Document segment ▸
-- begin --

Log(coins)-sized proofs of inclusion and exclusion for RSA accumulators

vbuterin · October 17, 2018, 4:55pm

Prerequisite: RSA Accumulators for Plasma Cash history reduction

In a naive RSA Plasma Cash implementation, each coin is assigned a unique prime number as a coin ID, and the RSA accumulator update for that block includes the coin ID for each coin that was spent. For a user with a width-n fragment, a proof of inclusion has size O(N) and a proof of exclusion has size O(N), and the operator has O(N) overhead, making this scheme ineffective if we want to achieve very fine denominations.

We’ll start off with a scheme that cuts down proofs of exclusion to size O(log(N)) at the cost of increasing proofs of inclusion for one coin to O(log(N)) (a proof for N coins only increases by a factor of two). We generate a tree of primes associated with indices of coins and subsets of indices corresponding to nodes in a binary tree, for example for 4 coins as follows:

To include coin 7, you would set A' = A^{2 * 3 * 7}. To include both coins 13 and 17, you would set A' = A^{2 * 5 * 13 * 17}, to include both 11 and 13 you would set A' = A^{2 * 3 * 5 * 11 * 13}. To prove membership of eg. coin 17, you would need to prove that 2 * 5 * 17 is part of the accumulator (ie. A' is a known power of A^{2 * 5 * 17}).

To prove non-membership of an aligned slice (a slice which corresponds exactly to a subtree), only a single proof of non-membership, eg. of 3, is required. For arbitrary slices, you can construct a proof that batches together log(n) proofs of subtrees; in general, any slice [a,b] can be decomposed into log(b-a) adjacent aligned slices. For example, to prove that 11, 13 and 17 are all not part of the accumulator, you would need to prove that 11 and 5 are both excluded, and so you need simply prove that log_A(A') \mod 55 is a value that is not a multiple of 5 or 11. Hence, proving non-membership of a range can now be done compactly. However, proving membership of a range unfortunately still requires a batched proof of all of the individual coins.

We can deal with this problem by extending the scheme further, making a Merkle forest instead of a tree:

To prove membership of a single aligned slice, you now need to prove several things:

The leaf value corresponding to the subtree is included, as are all of its ancestors up to that root.
The leaf values in any higher tree in the forest are not included.
The value corresponding to the subtree is not included in any lower tree in the forest.

This is best illustrated by example. Suppose we want to prove membership of coin 1 (ie. the second coin from the left). Values for which we prove membership are colored greed, and values for which we prove non-membership are colored red:

Now, suppose we want to prove inclusion of the aligned slice containing coin 0 and coin 1:

The general principle is that there are separate trees that are used to prove membership of an aligned slice at each 2^k size level, and this proof of membership includes a proof that aligned slices intersecting with that slice at higher or lower levels are not included.

-- end --

Entries ▸
-- begin --

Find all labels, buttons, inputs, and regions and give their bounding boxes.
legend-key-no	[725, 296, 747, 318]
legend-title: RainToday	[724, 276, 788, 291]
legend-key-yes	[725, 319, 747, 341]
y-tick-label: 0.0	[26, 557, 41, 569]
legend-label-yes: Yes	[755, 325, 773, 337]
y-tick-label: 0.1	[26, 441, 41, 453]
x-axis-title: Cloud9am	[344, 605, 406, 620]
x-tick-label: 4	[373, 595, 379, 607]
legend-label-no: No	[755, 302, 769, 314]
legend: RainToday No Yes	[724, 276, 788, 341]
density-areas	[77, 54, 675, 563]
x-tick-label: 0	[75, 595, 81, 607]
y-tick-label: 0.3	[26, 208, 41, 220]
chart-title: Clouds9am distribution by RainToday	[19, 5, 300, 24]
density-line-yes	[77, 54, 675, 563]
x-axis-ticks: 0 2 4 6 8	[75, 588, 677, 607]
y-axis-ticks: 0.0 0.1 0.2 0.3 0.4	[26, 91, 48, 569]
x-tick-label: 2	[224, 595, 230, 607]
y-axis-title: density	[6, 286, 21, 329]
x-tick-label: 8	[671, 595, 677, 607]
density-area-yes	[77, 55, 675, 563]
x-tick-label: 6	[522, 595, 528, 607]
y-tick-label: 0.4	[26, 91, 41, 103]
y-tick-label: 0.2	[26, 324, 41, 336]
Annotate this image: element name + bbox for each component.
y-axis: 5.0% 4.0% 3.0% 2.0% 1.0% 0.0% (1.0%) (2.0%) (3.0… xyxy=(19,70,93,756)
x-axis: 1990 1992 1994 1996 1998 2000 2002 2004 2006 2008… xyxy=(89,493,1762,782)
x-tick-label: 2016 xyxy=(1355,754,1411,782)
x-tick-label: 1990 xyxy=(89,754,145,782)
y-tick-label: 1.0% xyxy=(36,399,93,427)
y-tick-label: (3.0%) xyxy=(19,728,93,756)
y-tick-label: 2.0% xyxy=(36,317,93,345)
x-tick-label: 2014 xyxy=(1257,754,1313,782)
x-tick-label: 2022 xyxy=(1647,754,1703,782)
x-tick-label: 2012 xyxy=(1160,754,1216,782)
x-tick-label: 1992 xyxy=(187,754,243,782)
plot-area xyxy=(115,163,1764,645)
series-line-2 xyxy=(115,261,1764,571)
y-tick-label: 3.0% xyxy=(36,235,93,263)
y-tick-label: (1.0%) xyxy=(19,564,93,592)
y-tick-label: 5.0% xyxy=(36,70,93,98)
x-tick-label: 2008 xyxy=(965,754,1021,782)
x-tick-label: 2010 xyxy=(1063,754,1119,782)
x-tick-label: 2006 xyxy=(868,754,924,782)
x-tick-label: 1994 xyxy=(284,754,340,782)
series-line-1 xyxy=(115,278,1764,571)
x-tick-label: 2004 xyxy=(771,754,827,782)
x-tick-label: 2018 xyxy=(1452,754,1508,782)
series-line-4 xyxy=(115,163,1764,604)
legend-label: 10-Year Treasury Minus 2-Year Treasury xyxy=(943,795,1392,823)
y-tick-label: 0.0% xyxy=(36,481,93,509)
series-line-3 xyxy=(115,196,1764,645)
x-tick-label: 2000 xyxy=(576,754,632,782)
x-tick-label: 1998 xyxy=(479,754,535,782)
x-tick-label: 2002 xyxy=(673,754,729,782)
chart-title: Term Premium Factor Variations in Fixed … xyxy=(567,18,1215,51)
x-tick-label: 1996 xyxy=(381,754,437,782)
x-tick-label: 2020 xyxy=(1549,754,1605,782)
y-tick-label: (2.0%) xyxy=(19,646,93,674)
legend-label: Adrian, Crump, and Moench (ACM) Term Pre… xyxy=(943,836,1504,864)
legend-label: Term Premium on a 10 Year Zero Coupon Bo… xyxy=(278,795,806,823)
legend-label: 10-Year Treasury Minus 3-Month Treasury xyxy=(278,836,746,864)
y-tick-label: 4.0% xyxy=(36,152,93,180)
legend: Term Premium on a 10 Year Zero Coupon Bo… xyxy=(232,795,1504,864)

-- end --

What you will do ▸
(1) In the RSA accumulator post, what is each coin assigned as its coin ID in a naive RSA Plasma Cash implementation?
(2) Please list the things the RSA accumulator post says you must prove to show membership of a single aligned slice in the Merkle forest.

Written answers ▸
(1) A unique prime number.

(2)
- The leaf value corresponding to the subtree is included, as are all of its ancestors up to that root.
- The leaf values in any higher tree in the forest are not included.
- The value corresponding to the subtree is not included in any lower tree in the forest.